┌──
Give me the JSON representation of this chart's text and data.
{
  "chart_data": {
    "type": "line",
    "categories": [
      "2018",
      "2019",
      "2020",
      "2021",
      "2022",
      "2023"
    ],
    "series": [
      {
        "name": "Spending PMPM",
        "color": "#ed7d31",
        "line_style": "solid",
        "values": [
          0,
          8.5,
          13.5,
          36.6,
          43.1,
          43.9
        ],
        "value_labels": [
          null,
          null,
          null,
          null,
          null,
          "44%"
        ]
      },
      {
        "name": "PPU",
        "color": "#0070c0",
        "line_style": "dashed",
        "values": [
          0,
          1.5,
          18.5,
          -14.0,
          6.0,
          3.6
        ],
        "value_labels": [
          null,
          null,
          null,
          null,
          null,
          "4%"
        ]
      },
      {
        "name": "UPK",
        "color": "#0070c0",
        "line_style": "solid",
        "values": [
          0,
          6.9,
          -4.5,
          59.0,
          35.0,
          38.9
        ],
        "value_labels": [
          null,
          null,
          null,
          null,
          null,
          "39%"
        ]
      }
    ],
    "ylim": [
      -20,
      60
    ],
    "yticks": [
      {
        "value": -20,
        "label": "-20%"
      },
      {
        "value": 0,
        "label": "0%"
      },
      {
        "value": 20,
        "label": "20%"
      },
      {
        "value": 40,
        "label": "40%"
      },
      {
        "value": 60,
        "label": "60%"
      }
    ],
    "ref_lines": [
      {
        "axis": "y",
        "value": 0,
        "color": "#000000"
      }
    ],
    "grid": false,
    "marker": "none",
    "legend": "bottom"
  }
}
└──
**What the task asks**
Pick out each line above that includes "name" and show it.

**Final result**
        "name": "Spending PMPM",
        "name": "PPU",
        "name": "UPK",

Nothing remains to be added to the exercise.